*Your task*: Copy out each line in the material below that has the word "dobry".
* START Record set *
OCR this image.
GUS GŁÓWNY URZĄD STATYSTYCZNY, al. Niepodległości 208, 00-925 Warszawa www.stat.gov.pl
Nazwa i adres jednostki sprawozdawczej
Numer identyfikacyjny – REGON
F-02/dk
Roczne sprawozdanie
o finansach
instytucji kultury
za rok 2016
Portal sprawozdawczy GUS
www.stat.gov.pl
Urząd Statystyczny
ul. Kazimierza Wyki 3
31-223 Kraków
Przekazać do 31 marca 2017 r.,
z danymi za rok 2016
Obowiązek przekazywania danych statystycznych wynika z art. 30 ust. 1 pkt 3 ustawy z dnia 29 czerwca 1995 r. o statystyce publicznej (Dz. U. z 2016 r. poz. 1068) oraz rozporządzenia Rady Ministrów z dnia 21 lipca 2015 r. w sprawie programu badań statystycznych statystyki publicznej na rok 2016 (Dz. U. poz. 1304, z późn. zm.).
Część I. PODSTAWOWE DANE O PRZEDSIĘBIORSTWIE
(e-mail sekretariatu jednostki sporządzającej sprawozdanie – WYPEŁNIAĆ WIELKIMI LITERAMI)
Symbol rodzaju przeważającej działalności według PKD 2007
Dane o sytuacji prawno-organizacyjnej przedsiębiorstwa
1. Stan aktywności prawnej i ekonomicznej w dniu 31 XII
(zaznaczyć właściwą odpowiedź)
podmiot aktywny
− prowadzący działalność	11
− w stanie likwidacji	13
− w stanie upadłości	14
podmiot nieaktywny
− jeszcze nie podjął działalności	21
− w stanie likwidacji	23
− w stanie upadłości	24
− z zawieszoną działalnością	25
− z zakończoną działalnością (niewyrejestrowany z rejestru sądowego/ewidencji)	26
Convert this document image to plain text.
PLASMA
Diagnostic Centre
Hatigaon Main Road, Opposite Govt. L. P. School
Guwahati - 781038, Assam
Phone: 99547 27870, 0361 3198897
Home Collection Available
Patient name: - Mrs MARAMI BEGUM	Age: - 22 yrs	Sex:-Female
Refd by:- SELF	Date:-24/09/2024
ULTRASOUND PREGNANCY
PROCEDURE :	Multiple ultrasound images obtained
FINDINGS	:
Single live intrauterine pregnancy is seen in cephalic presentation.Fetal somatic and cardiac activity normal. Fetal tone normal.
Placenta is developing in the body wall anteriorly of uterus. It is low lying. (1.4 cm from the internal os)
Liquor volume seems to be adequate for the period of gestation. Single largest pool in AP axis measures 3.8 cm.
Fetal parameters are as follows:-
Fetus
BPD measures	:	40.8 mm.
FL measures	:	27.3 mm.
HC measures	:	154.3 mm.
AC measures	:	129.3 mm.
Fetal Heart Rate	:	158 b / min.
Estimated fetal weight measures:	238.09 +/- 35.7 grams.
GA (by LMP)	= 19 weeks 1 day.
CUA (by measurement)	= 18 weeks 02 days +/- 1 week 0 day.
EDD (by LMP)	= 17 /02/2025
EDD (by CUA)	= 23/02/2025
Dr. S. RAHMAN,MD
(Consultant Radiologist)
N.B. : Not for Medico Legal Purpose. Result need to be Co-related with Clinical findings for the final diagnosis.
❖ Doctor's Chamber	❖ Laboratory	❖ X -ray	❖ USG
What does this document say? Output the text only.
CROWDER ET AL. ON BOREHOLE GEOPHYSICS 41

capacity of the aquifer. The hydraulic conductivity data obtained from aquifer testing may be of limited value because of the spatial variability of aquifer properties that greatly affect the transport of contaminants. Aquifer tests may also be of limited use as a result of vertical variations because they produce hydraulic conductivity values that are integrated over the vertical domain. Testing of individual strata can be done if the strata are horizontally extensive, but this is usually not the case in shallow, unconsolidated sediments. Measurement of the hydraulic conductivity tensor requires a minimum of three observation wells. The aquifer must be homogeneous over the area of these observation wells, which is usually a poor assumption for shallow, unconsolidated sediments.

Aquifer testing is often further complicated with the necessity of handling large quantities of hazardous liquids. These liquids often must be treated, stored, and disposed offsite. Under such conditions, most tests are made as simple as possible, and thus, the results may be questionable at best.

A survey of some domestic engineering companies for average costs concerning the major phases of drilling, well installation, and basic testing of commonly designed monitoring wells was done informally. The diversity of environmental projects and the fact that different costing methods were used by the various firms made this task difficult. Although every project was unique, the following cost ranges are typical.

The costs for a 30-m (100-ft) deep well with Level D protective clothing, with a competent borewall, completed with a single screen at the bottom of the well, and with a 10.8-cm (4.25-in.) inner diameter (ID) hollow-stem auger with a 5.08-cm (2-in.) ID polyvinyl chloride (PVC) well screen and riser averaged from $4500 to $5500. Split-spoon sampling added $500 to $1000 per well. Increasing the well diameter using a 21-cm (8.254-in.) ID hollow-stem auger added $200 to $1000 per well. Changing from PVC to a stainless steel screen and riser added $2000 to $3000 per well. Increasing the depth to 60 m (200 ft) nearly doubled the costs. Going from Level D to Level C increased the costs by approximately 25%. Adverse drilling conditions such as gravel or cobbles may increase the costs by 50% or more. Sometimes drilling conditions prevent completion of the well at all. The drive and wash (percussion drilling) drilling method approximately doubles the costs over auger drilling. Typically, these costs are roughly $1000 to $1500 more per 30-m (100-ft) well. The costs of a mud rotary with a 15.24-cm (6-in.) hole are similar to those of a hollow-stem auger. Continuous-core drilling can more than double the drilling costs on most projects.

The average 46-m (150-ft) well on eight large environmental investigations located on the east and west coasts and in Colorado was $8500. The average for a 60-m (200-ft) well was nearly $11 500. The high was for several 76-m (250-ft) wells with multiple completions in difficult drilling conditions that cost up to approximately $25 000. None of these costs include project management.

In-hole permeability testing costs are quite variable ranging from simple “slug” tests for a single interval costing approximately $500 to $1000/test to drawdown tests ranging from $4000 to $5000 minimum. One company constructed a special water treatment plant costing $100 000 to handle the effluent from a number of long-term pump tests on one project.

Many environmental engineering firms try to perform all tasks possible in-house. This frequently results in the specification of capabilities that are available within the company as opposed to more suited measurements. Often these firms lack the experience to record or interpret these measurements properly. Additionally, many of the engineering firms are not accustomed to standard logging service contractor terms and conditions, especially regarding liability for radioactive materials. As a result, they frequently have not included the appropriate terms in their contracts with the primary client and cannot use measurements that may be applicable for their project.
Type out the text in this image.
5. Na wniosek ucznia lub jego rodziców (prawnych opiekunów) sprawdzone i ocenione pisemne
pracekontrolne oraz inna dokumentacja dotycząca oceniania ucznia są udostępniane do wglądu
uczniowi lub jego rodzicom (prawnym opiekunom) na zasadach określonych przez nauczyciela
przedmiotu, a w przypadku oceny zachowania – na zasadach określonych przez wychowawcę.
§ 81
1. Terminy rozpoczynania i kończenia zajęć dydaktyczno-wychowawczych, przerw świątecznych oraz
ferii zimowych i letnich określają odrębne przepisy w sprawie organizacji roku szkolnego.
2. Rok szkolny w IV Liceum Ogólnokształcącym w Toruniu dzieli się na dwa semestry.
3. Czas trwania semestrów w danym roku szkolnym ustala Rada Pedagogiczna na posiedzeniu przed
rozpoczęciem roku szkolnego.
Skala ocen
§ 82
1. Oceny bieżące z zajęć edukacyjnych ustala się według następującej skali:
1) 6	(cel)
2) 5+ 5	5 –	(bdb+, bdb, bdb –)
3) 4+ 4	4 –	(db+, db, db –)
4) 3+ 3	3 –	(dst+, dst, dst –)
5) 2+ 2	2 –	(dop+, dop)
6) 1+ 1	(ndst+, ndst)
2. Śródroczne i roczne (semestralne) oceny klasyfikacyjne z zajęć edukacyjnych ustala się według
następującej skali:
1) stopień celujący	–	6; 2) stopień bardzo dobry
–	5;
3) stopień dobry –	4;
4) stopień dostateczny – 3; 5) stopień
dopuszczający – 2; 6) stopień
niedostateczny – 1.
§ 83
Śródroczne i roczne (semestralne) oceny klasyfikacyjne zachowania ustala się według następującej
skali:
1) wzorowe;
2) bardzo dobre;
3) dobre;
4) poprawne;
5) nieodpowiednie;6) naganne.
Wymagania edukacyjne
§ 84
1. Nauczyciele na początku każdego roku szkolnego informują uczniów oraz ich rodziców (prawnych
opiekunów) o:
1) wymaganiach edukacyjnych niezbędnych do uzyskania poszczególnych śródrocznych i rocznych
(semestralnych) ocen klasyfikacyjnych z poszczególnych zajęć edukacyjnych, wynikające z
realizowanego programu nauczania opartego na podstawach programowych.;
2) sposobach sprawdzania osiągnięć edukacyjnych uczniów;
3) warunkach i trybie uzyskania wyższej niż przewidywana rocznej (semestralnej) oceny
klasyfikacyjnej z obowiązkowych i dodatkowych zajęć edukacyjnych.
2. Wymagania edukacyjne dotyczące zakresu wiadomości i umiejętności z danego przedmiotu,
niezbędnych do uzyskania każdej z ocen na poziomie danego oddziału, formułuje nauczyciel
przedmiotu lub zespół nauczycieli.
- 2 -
* END Record set *
*Solved exercise*:
1) stopień celujący	–	6; 2) stopień bardzo dobry
3) stopień dobry –	4;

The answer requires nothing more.